# Your goal:
Extract every line from the records below that contains the word "based".
## Start Extracted information
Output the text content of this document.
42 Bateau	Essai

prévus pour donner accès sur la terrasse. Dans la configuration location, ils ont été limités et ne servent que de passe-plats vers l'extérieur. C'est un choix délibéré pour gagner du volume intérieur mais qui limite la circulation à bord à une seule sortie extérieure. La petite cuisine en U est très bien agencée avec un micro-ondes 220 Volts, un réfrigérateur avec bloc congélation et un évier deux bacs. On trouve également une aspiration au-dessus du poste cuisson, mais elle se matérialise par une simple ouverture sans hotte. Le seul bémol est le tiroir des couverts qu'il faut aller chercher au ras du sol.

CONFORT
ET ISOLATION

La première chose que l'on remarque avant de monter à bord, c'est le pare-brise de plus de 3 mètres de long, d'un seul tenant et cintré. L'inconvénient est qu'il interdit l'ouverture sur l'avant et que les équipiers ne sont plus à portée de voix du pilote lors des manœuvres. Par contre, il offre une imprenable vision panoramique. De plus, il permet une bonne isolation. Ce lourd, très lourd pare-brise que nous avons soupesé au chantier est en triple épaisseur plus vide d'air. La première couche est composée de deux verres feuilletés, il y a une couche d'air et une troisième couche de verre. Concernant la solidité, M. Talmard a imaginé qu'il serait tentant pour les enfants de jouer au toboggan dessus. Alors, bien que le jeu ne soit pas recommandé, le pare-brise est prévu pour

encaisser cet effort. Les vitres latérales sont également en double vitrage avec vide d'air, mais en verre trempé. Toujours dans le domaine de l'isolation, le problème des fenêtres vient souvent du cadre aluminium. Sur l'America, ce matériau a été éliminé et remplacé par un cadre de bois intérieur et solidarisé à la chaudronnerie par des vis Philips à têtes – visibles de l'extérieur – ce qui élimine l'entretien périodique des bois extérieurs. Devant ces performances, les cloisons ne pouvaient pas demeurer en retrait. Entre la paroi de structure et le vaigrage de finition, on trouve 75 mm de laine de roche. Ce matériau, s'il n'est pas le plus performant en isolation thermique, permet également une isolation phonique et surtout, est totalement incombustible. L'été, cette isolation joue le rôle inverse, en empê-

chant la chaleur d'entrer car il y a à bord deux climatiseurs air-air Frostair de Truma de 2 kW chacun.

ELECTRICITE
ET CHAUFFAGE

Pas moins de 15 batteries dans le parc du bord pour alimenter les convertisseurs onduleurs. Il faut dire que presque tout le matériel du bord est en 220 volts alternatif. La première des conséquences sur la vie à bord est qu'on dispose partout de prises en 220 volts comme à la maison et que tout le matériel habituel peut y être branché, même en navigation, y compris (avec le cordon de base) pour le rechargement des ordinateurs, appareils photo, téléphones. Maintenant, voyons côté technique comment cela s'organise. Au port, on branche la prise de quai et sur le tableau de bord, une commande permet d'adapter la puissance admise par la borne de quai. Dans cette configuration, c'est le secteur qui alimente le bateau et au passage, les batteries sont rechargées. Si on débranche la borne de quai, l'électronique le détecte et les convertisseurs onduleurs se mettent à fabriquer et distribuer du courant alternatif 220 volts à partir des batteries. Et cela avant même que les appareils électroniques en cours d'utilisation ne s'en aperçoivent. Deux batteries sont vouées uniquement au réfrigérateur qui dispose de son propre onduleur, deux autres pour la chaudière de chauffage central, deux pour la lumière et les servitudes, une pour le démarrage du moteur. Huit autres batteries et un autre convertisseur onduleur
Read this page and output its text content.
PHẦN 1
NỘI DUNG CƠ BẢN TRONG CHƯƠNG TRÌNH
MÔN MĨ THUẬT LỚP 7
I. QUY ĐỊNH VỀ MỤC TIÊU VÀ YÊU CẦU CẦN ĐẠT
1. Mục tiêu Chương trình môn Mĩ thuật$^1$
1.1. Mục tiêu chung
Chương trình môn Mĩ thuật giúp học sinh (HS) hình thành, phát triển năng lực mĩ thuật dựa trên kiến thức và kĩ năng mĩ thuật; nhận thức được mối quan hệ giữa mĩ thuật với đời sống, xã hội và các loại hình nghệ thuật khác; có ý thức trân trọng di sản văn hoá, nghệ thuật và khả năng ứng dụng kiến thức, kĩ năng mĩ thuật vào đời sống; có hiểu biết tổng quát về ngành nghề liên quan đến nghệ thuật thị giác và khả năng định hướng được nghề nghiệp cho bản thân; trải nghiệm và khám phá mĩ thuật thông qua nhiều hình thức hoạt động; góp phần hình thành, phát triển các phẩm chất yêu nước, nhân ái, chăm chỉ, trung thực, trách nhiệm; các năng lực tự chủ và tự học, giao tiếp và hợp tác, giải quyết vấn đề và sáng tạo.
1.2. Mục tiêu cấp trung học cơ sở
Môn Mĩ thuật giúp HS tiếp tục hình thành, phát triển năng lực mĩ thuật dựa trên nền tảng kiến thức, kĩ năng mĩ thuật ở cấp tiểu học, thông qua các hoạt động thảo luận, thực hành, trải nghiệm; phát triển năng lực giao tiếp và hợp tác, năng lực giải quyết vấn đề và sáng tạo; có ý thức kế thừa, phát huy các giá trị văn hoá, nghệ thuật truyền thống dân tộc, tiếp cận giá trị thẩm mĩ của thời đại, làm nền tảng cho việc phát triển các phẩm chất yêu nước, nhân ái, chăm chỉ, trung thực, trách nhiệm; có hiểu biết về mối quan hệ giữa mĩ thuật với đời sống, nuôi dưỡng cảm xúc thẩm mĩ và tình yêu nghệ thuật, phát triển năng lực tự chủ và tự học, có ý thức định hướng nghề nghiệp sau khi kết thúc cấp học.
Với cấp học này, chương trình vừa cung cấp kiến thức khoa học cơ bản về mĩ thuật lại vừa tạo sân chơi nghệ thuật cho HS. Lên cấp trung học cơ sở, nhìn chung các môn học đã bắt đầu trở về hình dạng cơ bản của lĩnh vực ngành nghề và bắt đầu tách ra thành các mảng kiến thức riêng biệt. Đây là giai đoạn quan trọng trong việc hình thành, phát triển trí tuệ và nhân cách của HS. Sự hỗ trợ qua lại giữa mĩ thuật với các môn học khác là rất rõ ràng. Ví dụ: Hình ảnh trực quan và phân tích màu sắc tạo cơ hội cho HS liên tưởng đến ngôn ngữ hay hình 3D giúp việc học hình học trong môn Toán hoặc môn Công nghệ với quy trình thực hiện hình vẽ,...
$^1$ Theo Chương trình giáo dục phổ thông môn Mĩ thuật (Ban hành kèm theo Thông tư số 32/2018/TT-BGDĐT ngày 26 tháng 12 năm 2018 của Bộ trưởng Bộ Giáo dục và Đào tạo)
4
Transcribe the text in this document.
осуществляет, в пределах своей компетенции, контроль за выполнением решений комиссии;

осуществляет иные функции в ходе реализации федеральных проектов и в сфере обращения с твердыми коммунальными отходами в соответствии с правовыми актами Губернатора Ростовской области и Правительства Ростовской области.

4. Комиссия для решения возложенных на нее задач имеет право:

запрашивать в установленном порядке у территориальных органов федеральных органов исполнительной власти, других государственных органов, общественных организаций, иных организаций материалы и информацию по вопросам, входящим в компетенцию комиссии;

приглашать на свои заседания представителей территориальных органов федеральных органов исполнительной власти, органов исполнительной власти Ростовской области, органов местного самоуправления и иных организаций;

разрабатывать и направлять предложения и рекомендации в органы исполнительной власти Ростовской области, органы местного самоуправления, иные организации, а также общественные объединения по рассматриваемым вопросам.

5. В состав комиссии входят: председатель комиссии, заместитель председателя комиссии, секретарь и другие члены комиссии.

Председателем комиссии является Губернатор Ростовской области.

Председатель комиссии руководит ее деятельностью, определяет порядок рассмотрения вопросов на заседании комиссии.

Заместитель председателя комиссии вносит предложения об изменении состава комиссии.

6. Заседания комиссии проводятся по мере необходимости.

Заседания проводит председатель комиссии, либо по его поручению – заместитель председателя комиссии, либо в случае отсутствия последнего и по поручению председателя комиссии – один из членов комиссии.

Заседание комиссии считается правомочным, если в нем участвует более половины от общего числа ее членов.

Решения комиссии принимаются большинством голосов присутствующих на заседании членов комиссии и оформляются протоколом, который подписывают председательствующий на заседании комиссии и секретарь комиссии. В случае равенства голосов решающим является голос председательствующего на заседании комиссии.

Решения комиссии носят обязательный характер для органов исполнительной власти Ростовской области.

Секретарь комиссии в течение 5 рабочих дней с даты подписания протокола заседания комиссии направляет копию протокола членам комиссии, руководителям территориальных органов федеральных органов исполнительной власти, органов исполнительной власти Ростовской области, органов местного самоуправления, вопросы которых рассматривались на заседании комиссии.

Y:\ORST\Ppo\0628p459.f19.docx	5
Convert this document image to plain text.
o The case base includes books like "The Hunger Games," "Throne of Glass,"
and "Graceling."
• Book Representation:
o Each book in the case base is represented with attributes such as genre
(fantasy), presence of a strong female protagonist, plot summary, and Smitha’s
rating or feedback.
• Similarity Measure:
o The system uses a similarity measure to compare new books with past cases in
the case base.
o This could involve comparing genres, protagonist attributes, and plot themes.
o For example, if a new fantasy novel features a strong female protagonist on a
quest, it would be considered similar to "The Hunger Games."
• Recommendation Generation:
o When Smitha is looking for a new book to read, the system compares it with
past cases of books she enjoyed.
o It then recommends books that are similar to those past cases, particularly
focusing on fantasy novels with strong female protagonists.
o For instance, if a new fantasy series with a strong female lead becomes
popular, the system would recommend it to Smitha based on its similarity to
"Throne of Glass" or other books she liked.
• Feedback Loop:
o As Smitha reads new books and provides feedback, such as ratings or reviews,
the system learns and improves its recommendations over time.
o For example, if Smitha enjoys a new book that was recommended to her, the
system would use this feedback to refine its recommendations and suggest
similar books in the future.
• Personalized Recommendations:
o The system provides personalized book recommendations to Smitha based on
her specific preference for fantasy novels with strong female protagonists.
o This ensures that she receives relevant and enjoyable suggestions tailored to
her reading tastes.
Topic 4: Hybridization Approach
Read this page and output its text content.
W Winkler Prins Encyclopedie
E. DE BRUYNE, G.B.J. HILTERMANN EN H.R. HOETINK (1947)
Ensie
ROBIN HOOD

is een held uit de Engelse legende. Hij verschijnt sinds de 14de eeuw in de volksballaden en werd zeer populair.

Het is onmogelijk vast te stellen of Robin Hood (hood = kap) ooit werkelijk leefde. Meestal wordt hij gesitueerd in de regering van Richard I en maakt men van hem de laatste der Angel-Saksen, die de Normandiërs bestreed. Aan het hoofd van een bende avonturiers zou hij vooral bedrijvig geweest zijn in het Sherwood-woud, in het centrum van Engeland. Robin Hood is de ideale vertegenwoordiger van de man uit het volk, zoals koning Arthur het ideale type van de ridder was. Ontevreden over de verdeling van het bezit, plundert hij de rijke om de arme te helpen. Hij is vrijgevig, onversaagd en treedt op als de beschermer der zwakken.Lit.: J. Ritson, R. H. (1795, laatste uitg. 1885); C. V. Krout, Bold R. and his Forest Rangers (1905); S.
## End Extracted information
# Result of the task:
popular, the system would recommend it to Smitha based on its similarity to
o The system provides personalized book recommendations to Smitha based on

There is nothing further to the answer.